简短习题 A: 从下列各行中筛选出含有字符串“boar”的行，并原样抄录。

文档节选:
____________

从窄化视野到全景洞察：注意力引导的冷启动重塑多模态推理

摘要

冷启动初始化阶段在训练多模态大推理模型(MLRMs)中具有关键作用，但其机制尚未得到充分理解。为分析该阶段，我们提出视觉注意力分数(VAS)——一种基于注意力的度量指标，用于量化模型对视觉标记的关注程度。研究发现推理性能与VAS呈强相关性(r=0.9616)：VAS越高的模型在多模态推理任务中表现越优异。令人惊讶的是，多模态冷启动未能提升VAS，其注意力分布与基础模型相近；而纯文本冷启动则能显著提高VAS。我们将这一反直觉现象命名为"惰性注意力定位"。为验证其因果作用，我们设计了无需训练的直接干预方法，在推理过程中调控注意力分配，实现了1-2%的性能提升。基于这些发现，我们进一步提出注意力引导的视觉锚定与反思(AVAR)——一个整合视觉锚定数据合成、注意力引导目标和视觉锚定奖励塑形的综合冷启动框架。在Qwen2.5-VL-7B模型上的实验表明，AVAR在7个多模态推理基准测试中平均提升7.0%。消融研究进一步证实AVAR各组件对性能提升均具有阶梯式贡献。相关代码、数据及模型已开源：https://github.com/lrlbbzl/Qwen-AVAR。

English

The cold-start initialization stage plays a pivotal role in training Multimodal Large Reasoning Models (MLRMs), yet its mechanisms remain insufficiently understood. To analyze this stage, we introduce the Visual Attention Score (VAS), an attention-based metric that quantifies how much a model attends to visual tokens. We find that reasoning performance is strongly correlated with VAS (r=0.9616): models with higher VAS achieve substantially stronger multimodal reasoning. Surprisingly, multimodal cold-start fails to elevate VAS, resulting in attention distributions close to the base model, whereas text-only cold-start leads to a clear increase. We term this counter-intuitive phenomenon Lazy Attention Localization. To validate its causal role, we design training-free interventions that directly modulate attention allocation during inference, performance gains of 1-2% without any retraining. Building on these insights, we further propose Attention-Guided Visual Anchoring and Reflection (AVAR), a comprehensive cold-start framework that integrates visual-anchored data synthesis, attention-guided objectives, and visual-anchored reward shaping. Applied to Qwen2.5-VL-7B, AVAR achieves an average gain of 7.0% across 7 multimodal reasoning benchmarks. Ablation studies further confirm that each component of AVAR contributes step-wise to the overall gains. The code, data, and models are available at https://github.com/lrlbbzl/Qwen-AVAR.

____________

待处理数据:
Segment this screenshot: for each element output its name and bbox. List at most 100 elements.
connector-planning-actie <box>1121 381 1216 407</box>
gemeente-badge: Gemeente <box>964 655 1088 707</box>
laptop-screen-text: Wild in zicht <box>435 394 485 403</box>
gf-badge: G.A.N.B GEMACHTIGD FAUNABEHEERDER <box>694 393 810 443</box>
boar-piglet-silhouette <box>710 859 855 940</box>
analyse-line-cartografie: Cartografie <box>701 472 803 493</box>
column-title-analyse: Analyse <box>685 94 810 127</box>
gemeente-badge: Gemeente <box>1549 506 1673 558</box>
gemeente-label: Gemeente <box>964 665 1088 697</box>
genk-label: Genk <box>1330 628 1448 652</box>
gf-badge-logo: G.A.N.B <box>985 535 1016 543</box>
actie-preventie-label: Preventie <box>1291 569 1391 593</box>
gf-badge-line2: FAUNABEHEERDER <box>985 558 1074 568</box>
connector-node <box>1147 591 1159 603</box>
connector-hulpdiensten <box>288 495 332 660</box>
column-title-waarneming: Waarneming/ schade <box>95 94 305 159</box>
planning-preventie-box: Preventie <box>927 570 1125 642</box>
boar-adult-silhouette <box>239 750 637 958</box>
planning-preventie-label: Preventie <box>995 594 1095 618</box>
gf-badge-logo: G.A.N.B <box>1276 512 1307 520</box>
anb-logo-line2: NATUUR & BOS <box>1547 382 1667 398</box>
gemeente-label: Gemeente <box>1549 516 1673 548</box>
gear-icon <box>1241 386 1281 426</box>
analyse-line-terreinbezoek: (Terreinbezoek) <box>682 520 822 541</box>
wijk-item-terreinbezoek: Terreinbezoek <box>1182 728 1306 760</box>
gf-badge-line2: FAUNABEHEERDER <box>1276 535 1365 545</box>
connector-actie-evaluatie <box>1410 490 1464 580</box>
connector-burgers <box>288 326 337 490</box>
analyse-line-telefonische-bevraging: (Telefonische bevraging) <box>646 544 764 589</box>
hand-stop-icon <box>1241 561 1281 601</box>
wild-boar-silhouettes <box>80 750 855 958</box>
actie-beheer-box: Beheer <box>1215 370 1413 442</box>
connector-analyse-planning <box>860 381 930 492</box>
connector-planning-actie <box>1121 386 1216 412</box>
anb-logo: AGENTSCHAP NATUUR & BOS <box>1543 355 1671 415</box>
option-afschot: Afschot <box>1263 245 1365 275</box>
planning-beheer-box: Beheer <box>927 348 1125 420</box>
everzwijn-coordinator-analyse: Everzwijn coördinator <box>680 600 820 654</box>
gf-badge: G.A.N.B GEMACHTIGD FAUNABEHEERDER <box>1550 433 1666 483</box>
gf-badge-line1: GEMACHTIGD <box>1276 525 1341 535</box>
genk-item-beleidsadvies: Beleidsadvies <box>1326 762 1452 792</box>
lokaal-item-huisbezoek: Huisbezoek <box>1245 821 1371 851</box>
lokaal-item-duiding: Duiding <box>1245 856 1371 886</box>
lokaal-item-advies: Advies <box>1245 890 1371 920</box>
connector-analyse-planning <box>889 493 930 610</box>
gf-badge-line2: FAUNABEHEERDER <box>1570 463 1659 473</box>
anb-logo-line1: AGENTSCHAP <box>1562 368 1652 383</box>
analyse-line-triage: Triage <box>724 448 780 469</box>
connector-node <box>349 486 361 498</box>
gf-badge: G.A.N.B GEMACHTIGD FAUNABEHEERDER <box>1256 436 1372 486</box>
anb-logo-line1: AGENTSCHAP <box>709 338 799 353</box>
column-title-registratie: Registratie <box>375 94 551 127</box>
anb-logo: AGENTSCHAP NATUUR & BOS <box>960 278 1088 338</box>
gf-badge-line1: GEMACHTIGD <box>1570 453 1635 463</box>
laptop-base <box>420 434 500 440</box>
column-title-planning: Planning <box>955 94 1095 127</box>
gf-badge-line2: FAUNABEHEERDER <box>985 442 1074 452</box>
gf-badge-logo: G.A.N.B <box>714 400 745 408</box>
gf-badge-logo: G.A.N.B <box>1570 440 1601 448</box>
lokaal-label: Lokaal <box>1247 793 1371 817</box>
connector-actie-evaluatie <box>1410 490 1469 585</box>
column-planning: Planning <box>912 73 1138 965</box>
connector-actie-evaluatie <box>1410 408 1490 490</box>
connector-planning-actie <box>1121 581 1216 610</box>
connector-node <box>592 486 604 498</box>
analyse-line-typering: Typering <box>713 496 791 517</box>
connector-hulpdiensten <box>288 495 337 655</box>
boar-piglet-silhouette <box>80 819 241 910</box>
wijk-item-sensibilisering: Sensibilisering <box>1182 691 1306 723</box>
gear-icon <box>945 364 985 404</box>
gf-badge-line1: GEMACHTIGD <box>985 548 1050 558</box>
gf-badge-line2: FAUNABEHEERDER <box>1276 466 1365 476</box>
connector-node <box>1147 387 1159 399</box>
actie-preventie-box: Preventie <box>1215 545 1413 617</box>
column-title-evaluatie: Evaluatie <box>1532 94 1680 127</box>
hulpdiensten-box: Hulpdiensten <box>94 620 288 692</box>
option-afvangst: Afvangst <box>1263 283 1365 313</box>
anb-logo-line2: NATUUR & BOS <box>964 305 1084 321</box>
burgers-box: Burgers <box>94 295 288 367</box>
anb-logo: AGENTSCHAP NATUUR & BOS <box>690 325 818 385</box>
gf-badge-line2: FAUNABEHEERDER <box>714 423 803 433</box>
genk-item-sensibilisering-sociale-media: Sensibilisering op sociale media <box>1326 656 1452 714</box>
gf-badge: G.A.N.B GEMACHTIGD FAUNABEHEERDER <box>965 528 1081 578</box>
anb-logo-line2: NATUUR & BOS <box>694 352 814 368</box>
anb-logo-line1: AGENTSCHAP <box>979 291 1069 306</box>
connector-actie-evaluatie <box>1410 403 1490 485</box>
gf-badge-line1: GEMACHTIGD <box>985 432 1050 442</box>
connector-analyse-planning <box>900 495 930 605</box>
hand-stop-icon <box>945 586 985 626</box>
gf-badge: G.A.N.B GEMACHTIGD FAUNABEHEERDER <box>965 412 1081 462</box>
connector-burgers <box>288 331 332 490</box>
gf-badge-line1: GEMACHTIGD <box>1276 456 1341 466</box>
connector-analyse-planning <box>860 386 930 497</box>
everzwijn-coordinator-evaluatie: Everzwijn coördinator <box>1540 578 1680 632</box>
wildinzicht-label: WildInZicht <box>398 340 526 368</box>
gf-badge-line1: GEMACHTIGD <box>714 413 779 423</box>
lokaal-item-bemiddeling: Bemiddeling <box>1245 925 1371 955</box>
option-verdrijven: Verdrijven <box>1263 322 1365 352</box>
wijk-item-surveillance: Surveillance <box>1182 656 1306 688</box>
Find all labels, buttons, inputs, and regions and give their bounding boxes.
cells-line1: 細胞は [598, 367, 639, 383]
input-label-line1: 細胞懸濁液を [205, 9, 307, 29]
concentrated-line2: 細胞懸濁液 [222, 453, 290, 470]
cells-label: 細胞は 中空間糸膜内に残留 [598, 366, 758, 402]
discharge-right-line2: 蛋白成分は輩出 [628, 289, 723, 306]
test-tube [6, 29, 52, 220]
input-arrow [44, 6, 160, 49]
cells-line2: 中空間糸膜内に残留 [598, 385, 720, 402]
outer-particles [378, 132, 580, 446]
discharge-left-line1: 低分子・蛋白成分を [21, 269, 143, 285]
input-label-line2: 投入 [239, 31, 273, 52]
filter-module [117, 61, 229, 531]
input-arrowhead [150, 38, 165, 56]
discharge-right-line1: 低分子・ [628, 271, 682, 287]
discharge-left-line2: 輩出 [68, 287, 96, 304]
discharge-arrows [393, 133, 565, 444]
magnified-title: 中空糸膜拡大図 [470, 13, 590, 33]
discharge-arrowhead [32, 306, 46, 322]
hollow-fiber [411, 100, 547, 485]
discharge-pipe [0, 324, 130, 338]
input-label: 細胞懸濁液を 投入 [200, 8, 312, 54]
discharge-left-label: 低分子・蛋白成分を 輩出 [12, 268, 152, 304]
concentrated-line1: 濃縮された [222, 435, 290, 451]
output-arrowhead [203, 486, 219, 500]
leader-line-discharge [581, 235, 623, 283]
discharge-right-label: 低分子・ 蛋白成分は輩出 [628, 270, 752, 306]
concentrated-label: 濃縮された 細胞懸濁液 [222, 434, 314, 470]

____________

简短习题 B: 根据上面的文档节选，多模态冷启动未能提升VAS、纯文本冷启动却能显著提高VAS，这一反直觉现象被命名为什么？

习题答案 A:
boar-piglet-silhouette <box>710 859 855 940</box>
boar-adult-silhouette <box>239 750 637 958</box>
wild-boar-silhouettes <box>80 750 855 958</box>
boar-piglet-silhouette <box>80 819 241 910</box>

习题答案 B: 惰性注意力定位。